What is being asked - Scan the records below for the word "text" and give only the number of lines that hold it.

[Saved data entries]
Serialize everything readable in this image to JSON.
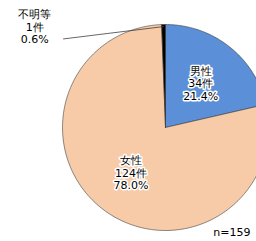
{
  "chart_data": {
    "type": "pie",
    "categories": [
      "男性",
      "女性",
      "不明等"
    ],
    "values": [
      21.4,
      78.0,
      0.6
    ],
    "value_labels": [
      "21.4%",
      "78.0%",
      "0.6%"
    ],
    "count_labels": [
      "34件",
      "124件",
      "1件"
    ],
    "colors": [
      "#5b8fd8",
      "#f7cba8",
      "#000000"
    ],
    "annotation": "n=159",
    "data_labels": true
  }
}
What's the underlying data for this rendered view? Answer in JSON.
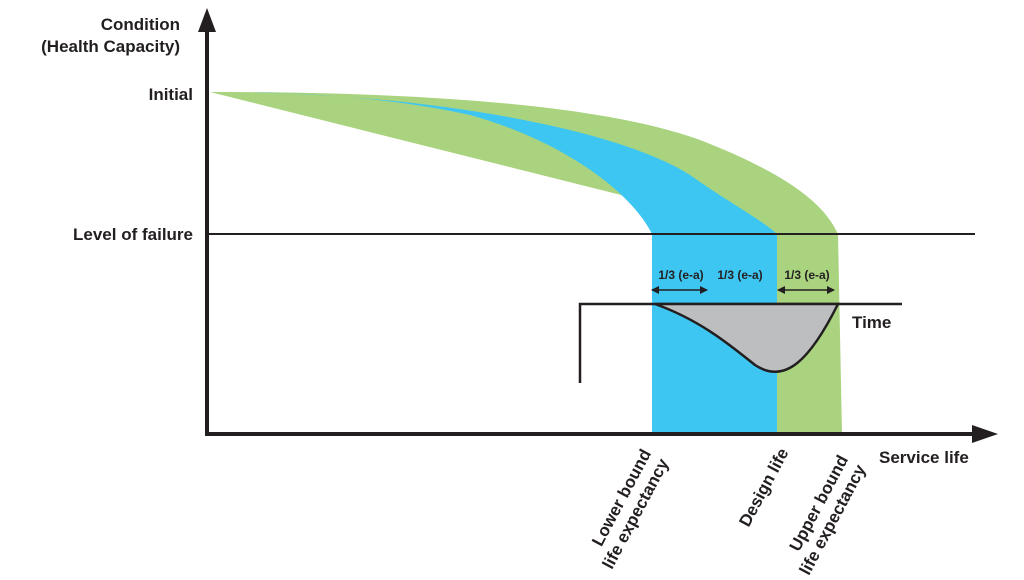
{
  "y_axis": {
    "title_line1": "Condition",
    "title_line2": "(Health Capacity)",
    "tick_initial": "Initial",
    "tick_failure": "Level of failure"
  },
  "x_axis": {
    "title": "Service life",
    "ticks": [
      {
        "line1": "Lower bound",
        "line2": "life expectancy"
      },
      {
        "line1": "Design life",
        "line2": ""
      },
      {
        "line1": "Upper bound",
        "line2": "life expectancy"
      }
    ]
  },
  "inset": {
    "time_label": "Time",
    "interval_labels": [
      "1/3 (e-a)",
      "1/3 (e-a)",
      "1/3 (e-a)"
    ]
  },
  "colors": {
    "lower_band": "#3ec6f2",
    "upper_band": "#a9d37e",
    "distribution": "#bcbec0",
    "line": "#231f20"
  }
}
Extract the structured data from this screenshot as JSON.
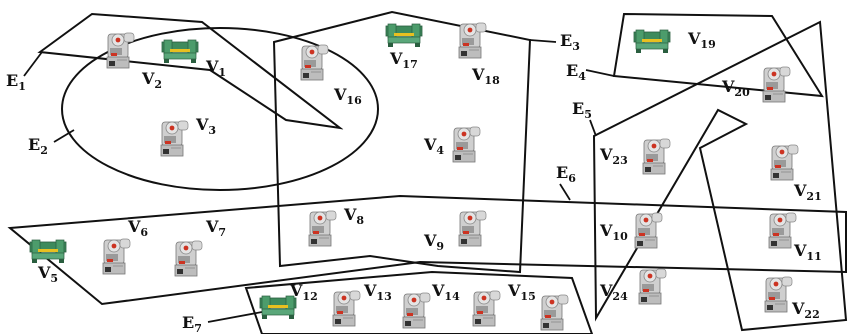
{
  "edges": [
    {
      "id": "E1",
      "letter": "E",
      "sub": "1"
    },
    {
      "id": "E2",
      "letter": "E",
      "sub": "2"
    },
    {
      "id": "E3",
      "letter": "E",
      "sub": "3"
    },
    {
      "id": "E4",
      "letter": "E",
      "sub": "4"
    },
    {
      "id": "E5",
      "letter": "E",
      "sub": "5"
    },
    {
      "id": "E6",
      "letter": "E",
      "sub": "6"
    },
    {
      "id": "E7",
      "letter": "E",
      "sub": "7"
    }
  ],
  "vertices": [
    {
      "id": "V1",
      "letter": "V",
      "sub": "1",
      "icon": "shearing-machine-icon"
    },
    {
      "id": "V2",
      "letter": "V",
      "sub": "2",
      "icon": "punch-press-icon"
    },
    {
      "id": "V3",
      "letter": "V",
      "sub": "3",
      "icon": "punch-press-icon"
    },
    {
      "id": "V4",
      "letter": "V",
      "sub": "4",
      "icon": "punch-press-icon"
    },
    {
      "id": "V5",
      "letter": "V",
      "sub": "5",
      "icon": "shearing-machine-icon"
    },
    {
      "id": "V6",
      "letter": "V",
      "sub": "6",
      "icon": "punch-press-icon"
    },
    {
      "id": "V7",
      "letter": "V",
      "sub": "7",
      "icon": "punch-press-icon"
    },
    {
      "id": "V8",
      "letter": "V",
      "sub": "8",
      "icon": "punch-press-icon"
    },
    {
      "id": "V9",
      "letter": "V",
      "sub": "9",
      "icon": "punch-press-icon"
    },
    {
      "id": "V10",
      "letter": "V",
      "sub": "10",
      "icon": "punch-press-icon"
    },
    {
      "id": "V11",
      "letter": "V",
      "sub": "11",
      "icon": "punch-press-icon"
    },
    {
      "id": "V12",
      "letter": "V",
      "sub": "12",
      "icon": "shearing-machine-icon"
    },
    {
      "id": "V13",
      "letter": "V",
      "sub": "13",
      "icon": "punch-press-icon"
    },
    {
      "id": "V14",
      "letter": "V",
      "sub": "14",
      "icon": "punch-press-icon"
    },
    {
      "id": "V15",
      "letter": "V",
      "sub": "15",
      "icon": "punch-press-icon"
    },
    {
      "id": "V16",
      "letter": "V",
      "sub": "16",
      "icon": "punch-press-icon"
    },
    {
      "id": "V17",
      "letter": "V",
      "sub": "17",
      "icon": "shearing-machine-icon"
    },
    {
      "id": "V18",
      "letter": "V",
      "sub": "18",
      "icon": "punch-press-icon"
    },
    {
      "id": "V19",
      "letter": "V",
      "sub": "19",
      "icon": "shearing-machine-icon"
    },
    {
      "id": "V20",
      "letter": "V",
      "sub": "20",
      "icon": "punch-press-icon"
    },
    {
      "id": "V21",
      "letter": "V",
      "sub": "21",
      "icon": "punch-press-icon"
    },
    {
      "id": "V22",
      "letter": "V",
      "sub": "22",
      "icon": "punch-press-icon"
    },
    {
      "id": "V23",
      "letter": "V",
      "sub": "23",
      "icon": "punch-press-icon"
    },
    {
      "id": "V24",
      "letter": "V",
      "sub": "24",
      "icon": "punch-press-icon"
    }
  ],
  "colors": {
    "outline": "#111111",
    "press_body": "#c9c9c9",
    "press_dark": "#7a7a7a",
    "press_red": "#cc3322",
    "shear_green": "#3e8a5c",
    "shear_yellow": "#e8c020"
  }
}
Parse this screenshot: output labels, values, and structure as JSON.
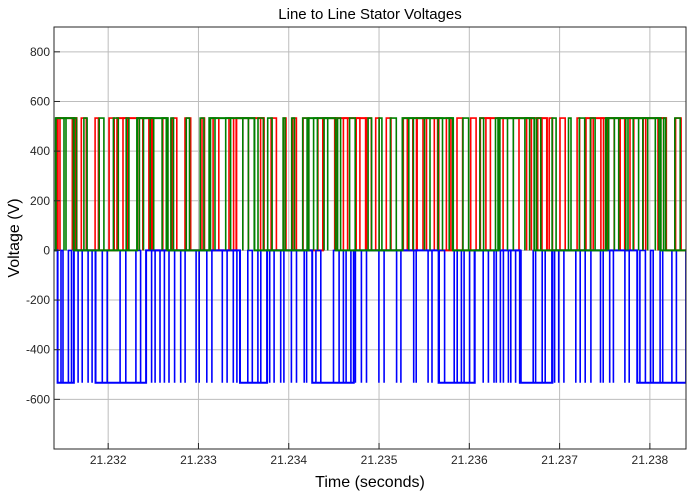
{
  "chart_data": {
    "type": "line",
    "title": "Line to Line Stator Voltages",
    "xlabel": "Time (seconds)",
    "ylabel": "Voltage (V)",
    "xlim": [
      21.2314,
      21.2384
    ],
    "ylim": [
      -800,
      900
    ],
    "xticks": [
      21.232,
      21.233,
      21.234,
      21.235,
      21.236,
      21.237,
      21.238
    ],
    "yticks": [
      -600,
      -400,
      -200,
      0,
      200,
      400,
      600,
      800
    ],
    "xtick_labels": [
      "21.232",
      "21.233",
      "21.234",
      "21.235",
      "21.236",
      "21.237",
      "21.238"
    ],
    "ytick_labels": [
      "-600",
      "-400",
      "-200",
      "0",
      "200",
      "400",
      "600",
      "800"
    ],
    "grid": true,
    "legend": "none",
    "series": [
      {
        "color": "#ff0000",
        "levels": [
          0,
          533
        ],
        "x": [
          21.2314,
          21.23143,
          21.23163,
          21.23165,
          21.23206,
          21.2321,
          21.23242,
          21.23248,
          21.23338,
          21.23342,
          21.23368,
          21.23372,
          21.23434,
          21.23438,
          21.23482,
          21.23486,
          21.23538,
          21.23542,
          21.23562,
          21.23566,
          21.23608,
          21.23612,
          21.23682,
          21.23686,
          21.23725,
          21.23729,
          21.23814,
          21.23818,
          21.2384
        ],
        "values": [
          0,
          533,
          533,
          0,
          0,
          533,
          533,
          0,
          0,
          533,
          533,
          0,
          0,
          533,
          533,
          0,
          0,
          533,
          533,
          0,
          0,
          533,
          533,
          0,
          0,
          533,
          533,
          0,
          0
        ]
      },
      {
        "color": "#0000ff",
        "levels": [
          -533,
          0
        ],
        "x": [
          21.2314,
          21.23144,
          21.23158,
          21.23162,
          21.23182,
          21.23186,
          21.23238,
          21.23242,
          21.23342,
          21.23346,
          21.23372,
          21.23376,
          21.23422,
          21.23426,
          21.23468,
          21.23472,
          21.23562,
          21.23566,
          21.23602,
          21.23606,
          21.23652,
          21.23656,
          21.23688,
          21.23692,
          21.23782,
          21.23786,
          21.2384
        ],
        "values": [
          0,
          -533,
          -533,
          0,
          0,
          -533,
          -533,
          0,
          0,
          -533,
          -533,
          0,
          0,
          -533,
          -533,
          0,
          0,
          -533,
          -533,
          0,
          0,
          -533,
          -533,
          0,
          0,
          -533,
          -533
        ]
      },
      {
        "color": "#008000",
        "levels": [
          0,
          533
        ],
        "x": [
          21.2314,
          21.23142,
          21.23158,
          21.23162,
          21.23228,
          21.23232,
          21.23262,
          21.23266,
          21.23308,
          21.23312,
          21.23358,
          21.23362,
          21.23418,
          21.23422,
          21.23448,
          21.23452,
          21.23522,
          21.23526,
          21.23578,
          21.23582,
          21.23628,
          21.23632,
          21.23668,
          21.23672,
          21.23748,
          21.23752,
          21.23808,
          21.23812,
          21.2384
        ],
        "values": [
          0,
          533,
          533,
          0,
          0,
          533,
          533,
          0,
          0,
          533,
          533,
          0,
          0,
          533,
          533,
          0,
          0,
          533,
          533,
          0,
          0,
          533,
          533,
          0,
          0,
          533,
          533,
          0,
          0
        ]
      }
    ]
  }
}
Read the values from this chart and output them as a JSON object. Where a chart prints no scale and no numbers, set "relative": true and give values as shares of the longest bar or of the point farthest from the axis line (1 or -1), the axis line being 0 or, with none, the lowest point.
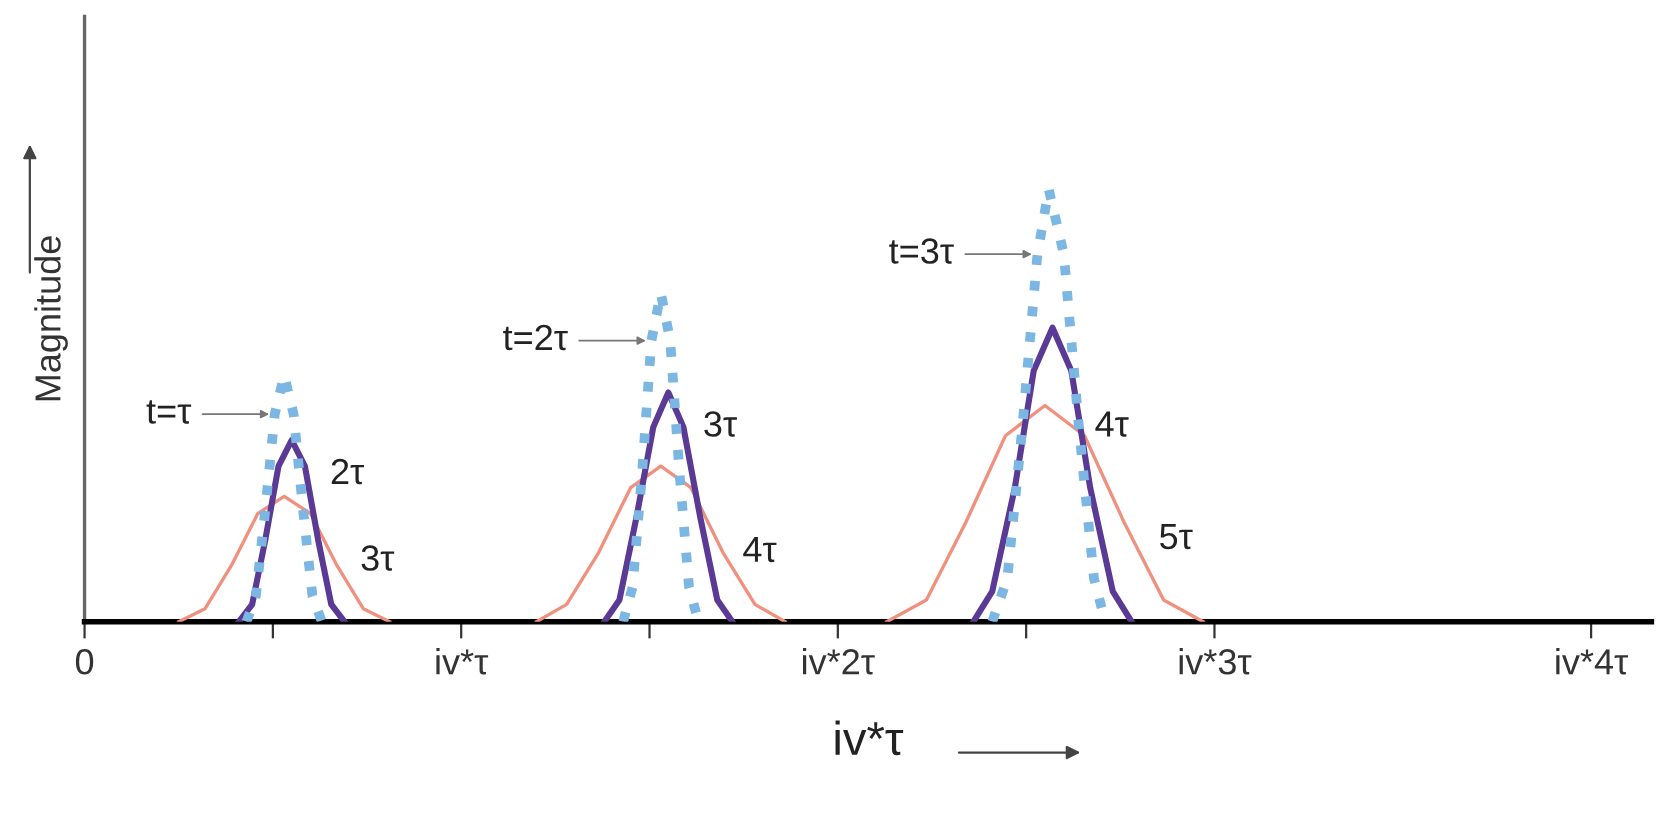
{
  "chart_data": {
    "type": "line",
    "relative": true,
    "xlabel": "iv*τ",
    "ylabel": "Magnitude",
    "xlim": [
      0,
      4.16
    ],
    "xticks": [
      0,
      {
        "value": 0.5,
        "label": null
      },
      {
        "value": 1,
        "label": "iv*τ"
      },
      {
        "value": 1.5,
        "label": null
      },
      {
        "value": 2,
        "label": "iv*2τ"
      },
      {
        "value": 2.5,
        "label": null
      },
      {
        "value": 3,
        "label": "iv*3τ"
      },
      {
        "value": 4,
        "label": "iv*4τ"
      }
    ],
    "grid": false,
    "legend": false,
    "tick_labels": "x",
    "series": [
      {
        "color": "#7cb6e2",
        "line_style": "dotted",
        "x": [
          0.43,
          0.455,
          0.48,
          0.505,
          0.53,
          0.555,
          0.58,
          0.605,
          0.63,
          1.0,
          1.43,
          1.455,
          1.48,
          1.505,
          1.53,
          1.555,
          1.58,
          1.605,
          1.63,
          2.0,
          2.41,
          2.45,
          2.49,
          2.53,
          2.56,
          2.6,
          2.64,
          2.68,
          2.71
        ],
        "values": [
          0,
          0.06,
          0.26,
          0.48,
          0.57,
          0.48,
          0.26,
          0.06,
          0,
          null,
          0,
          0.08,
          0.34,
          0.65,
          0.76,
          0.65,
          0.34,
          0.08,
          0,
          null,
          0,
          0.1,
          0.45,
          0.85,
          1,
          0.85,
          0.45,
          0.1,
          0
        ]
      },
      {
        "color": "#5a3a94",
        "line_style": "solid",
        "x": [
          0.41,
          0.445,
          0.48,
          0.515,
          0.55,
          0.585,
          0.62,
          0.655,
          0.69,
          1.0,
          1.38,
          1.42,
          1.465,
          1.51,
          1.55,
          1.59,
          1.635,
          1.68,
          1.72,
          2.0,
          2.36,
          2.41,
          2.47,
          2.52,
          2.57,
          2.62,
          2.67,
          2.73,
          2.78
        ],
        "values": [
          0,
          0.04,
          0.19,
          0.36,
          0.42,
          0.36,
          0.19,
          0.04,
          0,
          null,
          0,
          0.05,
          0.24,
          0.45,
          0.53,
          0.45,
          0.24,
          0.05,
          0,
          null,
          0,
          0.07,
          0.31,
          0.58,
          0.68,
          0.58,
          0.31,
          0.07,
          0
        ]
      },
      {
        "color": "#f0907e",
        "line_style": "solid",
        "x": [
          0.25,
          0.32,
          0.39,
          0.46,
          0.53,
          0.6,
          0.67,
          0.74,
          0.81,
          1.0,
          1.2,
          1.28,
          1.365,
          1.45,
          1.53,
          1.61,
          1.695,
          1.78,
          1.86,
          2.0,
          2.13,
          2.235,
          2.34,
          2.445,
          2.55,
          2.655,
          2.76,
          2.865,
          2.97
        ],
        "values": [
          0,
          0.03,
          0.13,
          0.25,
          0.29,
          0.25,
          0.13,
          0.03,
          0,
          null,
          0,
          0.04,
          0.16,
          0.31,
          0.36,
          0.31,
          0.16,
          0.04,
          0,
          null,
          0,
          0.05,
          0.23,
          0.43,
          0.5,
          0.43,
          0.23,
          0.05,
          0
        ]
      }
    ],
    "annotations": [
      {
        "text": "t=τ",
        "x": 0.505,
        "y": 0.48
      },
      {
        "text": "2τ",
        "x": 0.6,
        "y": 0.34
      },
      {
        "text": "3τ",
        "x": 0.68,
        "y": 0.14
      },
      {
        "text": "t=2τ",
        "x": 1.505,
        "y": 0.65
      },
      {
        "text": "3τ",
        "x": 1.59,
        "y": 0.45
      },
      {
        "text": "4τ",
        "x": 1.695,
        "y": 0.16
      },
      {
        "text": "t=3τ",
        "x": 2.53,
        "y": 0.85
      },
      {
        "text": "4τ",
        "x": 2.63,
        "y": 0.45
      },
      {
        "text": "5τ",
        "x": 2.8,
        "y": 0.19
      }
    ]
  }
}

Reply - 9